## Requirements
Check each line of the listing below for the string "fitted", and copy the ones that have it.
>> start Provided entries
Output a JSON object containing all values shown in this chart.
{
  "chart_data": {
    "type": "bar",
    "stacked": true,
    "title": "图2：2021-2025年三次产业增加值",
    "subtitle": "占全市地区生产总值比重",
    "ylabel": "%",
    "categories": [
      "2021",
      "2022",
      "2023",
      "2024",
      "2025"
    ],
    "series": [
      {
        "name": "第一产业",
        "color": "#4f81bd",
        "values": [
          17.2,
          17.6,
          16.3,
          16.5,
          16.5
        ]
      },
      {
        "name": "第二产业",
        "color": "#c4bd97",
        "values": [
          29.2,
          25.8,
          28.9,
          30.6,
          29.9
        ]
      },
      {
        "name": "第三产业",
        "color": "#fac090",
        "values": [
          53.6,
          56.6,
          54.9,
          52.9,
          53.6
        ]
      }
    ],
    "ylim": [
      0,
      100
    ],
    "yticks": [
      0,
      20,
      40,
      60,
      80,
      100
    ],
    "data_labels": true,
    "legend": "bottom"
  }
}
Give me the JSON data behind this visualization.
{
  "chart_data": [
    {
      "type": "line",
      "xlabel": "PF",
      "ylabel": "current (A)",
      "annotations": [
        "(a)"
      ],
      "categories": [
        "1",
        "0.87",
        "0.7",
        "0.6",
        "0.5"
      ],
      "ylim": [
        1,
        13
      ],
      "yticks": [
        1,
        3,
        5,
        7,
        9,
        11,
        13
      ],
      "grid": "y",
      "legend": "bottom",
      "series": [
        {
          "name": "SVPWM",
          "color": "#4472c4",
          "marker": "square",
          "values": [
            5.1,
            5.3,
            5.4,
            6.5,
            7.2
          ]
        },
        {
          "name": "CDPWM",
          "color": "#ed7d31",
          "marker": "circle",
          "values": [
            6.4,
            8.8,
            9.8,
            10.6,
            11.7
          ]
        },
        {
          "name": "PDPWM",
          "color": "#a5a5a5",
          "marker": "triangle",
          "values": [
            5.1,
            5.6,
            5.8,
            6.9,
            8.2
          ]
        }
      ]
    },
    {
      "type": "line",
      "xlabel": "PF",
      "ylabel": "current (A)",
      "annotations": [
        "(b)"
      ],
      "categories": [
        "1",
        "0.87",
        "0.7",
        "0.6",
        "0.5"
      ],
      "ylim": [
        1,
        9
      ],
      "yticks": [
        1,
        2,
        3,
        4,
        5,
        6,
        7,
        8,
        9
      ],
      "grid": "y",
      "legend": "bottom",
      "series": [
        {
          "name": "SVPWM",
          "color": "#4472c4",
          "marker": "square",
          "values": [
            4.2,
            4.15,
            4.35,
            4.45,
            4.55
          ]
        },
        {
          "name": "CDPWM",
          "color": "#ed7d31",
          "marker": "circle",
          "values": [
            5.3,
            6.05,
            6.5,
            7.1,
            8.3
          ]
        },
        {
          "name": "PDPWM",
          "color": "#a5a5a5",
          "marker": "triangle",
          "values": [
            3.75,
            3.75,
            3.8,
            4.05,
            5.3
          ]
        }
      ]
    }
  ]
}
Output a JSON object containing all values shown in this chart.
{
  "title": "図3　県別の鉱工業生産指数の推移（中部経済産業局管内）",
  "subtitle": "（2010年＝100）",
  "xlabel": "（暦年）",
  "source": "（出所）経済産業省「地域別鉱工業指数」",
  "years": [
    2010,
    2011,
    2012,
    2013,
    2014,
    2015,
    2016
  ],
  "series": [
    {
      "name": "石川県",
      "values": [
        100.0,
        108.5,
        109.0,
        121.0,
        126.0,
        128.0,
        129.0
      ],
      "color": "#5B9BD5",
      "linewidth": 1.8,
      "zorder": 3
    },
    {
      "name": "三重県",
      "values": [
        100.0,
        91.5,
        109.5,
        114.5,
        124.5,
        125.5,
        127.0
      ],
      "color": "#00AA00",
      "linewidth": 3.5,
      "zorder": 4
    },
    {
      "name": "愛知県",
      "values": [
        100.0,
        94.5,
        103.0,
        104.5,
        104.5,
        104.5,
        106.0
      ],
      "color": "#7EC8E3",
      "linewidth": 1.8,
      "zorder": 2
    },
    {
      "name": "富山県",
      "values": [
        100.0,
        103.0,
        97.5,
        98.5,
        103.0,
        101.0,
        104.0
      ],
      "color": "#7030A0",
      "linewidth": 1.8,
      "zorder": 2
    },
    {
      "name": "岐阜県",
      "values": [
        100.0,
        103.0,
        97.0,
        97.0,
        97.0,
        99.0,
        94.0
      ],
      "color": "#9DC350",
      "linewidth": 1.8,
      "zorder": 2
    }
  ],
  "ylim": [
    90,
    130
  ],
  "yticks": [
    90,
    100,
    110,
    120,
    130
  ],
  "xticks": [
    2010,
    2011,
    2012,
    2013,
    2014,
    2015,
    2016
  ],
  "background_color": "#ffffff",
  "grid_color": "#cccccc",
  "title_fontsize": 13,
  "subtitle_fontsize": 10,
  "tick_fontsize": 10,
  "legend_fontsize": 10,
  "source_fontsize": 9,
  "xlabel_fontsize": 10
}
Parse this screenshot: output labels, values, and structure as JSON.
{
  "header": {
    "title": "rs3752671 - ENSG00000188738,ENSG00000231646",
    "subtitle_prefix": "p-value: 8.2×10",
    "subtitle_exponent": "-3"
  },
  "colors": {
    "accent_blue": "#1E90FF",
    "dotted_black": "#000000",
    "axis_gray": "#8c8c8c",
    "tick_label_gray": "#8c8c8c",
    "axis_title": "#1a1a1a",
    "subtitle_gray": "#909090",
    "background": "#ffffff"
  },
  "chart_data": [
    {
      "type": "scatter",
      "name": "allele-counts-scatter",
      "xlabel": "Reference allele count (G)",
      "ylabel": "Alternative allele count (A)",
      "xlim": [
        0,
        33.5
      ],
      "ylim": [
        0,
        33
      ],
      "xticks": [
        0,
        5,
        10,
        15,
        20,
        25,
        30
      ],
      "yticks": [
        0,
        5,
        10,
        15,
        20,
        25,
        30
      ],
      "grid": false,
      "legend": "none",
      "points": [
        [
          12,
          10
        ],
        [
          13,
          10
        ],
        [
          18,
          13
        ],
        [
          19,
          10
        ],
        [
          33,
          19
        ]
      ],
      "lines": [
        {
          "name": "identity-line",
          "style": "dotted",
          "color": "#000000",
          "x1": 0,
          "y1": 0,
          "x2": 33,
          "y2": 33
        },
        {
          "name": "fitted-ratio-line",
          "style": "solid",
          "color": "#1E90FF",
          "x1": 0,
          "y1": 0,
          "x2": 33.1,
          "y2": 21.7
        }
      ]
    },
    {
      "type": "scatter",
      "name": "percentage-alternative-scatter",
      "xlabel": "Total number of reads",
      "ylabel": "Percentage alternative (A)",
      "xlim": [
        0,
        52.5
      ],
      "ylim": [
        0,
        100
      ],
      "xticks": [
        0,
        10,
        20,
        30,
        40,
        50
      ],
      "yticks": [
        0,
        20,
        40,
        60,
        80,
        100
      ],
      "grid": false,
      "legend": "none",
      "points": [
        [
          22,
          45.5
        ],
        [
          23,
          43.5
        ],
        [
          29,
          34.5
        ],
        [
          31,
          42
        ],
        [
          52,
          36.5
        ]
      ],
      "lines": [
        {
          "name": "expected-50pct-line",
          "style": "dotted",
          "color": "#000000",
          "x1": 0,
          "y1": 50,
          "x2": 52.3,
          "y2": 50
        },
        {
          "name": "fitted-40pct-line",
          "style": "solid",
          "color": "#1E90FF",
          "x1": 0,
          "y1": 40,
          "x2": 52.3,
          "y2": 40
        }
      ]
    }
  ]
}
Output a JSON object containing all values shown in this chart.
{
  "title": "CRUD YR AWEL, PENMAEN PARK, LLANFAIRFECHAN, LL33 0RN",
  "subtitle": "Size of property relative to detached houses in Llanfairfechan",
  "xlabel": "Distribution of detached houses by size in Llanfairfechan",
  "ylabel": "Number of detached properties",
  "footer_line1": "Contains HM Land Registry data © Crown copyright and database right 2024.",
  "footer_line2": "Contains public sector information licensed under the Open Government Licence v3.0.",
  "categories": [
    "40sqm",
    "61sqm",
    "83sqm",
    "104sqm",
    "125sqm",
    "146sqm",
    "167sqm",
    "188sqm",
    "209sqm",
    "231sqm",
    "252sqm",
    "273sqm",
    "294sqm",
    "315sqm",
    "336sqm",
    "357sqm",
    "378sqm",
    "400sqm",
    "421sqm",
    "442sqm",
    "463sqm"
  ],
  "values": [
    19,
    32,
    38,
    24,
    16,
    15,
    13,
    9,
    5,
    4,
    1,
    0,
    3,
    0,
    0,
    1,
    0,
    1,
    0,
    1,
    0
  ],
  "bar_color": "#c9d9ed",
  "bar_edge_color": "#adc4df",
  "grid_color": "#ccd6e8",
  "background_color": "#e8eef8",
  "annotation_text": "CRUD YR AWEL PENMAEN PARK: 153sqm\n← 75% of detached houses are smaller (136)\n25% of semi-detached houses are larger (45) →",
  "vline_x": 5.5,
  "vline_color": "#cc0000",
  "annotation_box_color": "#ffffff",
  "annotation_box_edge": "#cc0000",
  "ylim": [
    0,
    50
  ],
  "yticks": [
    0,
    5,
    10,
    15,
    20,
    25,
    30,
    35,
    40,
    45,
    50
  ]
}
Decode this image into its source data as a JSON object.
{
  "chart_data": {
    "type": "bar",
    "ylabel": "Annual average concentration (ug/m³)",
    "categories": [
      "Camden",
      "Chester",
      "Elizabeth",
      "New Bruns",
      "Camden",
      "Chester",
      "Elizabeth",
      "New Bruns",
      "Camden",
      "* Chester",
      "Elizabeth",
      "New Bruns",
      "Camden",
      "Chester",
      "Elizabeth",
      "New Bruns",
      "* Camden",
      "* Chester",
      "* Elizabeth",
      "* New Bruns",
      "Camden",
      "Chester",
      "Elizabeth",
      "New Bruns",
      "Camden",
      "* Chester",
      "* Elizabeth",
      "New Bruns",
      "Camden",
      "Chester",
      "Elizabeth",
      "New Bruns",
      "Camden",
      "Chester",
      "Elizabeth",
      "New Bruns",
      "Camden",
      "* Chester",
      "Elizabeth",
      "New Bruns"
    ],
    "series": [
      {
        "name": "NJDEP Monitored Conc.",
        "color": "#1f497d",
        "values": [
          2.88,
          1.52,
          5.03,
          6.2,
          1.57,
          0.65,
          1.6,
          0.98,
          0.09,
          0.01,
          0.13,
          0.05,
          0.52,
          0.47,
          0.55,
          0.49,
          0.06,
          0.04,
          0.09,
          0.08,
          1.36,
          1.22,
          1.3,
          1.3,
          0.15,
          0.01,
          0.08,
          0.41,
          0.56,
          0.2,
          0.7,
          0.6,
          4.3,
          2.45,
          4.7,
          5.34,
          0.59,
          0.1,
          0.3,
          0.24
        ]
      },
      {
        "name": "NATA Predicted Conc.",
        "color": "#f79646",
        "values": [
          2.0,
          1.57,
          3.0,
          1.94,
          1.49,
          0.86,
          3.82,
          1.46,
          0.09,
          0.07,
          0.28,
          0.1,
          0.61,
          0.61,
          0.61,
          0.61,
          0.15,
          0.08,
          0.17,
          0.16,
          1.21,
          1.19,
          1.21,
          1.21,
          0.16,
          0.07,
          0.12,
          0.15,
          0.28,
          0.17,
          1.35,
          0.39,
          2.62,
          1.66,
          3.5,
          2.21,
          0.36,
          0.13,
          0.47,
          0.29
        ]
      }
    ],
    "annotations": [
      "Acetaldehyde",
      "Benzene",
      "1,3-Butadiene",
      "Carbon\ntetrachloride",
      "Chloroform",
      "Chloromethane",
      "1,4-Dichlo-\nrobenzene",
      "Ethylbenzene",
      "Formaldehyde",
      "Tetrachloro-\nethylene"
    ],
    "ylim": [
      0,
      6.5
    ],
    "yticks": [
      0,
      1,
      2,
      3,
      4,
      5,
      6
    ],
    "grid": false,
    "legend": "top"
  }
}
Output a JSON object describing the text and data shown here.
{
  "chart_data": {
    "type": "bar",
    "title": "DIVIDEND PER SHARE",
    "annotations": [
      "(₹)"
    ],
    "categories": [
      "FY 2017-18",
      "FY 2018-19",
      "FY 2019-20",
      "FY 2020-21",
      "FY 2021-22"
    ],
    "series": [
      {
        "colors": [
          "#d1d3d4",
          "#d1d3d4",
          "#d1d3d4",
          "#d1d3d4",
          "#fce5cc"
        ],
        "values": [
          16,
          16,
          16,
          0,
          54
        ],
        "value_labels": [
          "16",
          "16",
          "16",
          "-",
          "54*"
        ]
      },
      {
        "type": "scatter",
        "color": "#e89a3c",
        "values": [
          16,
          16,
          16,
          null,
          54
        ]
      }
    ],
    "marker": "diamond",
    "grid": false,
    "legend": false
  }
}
>> end Provided entries
## Response
          "name": "fitted-ratio-line",
          "name": "fitted-40pct-line",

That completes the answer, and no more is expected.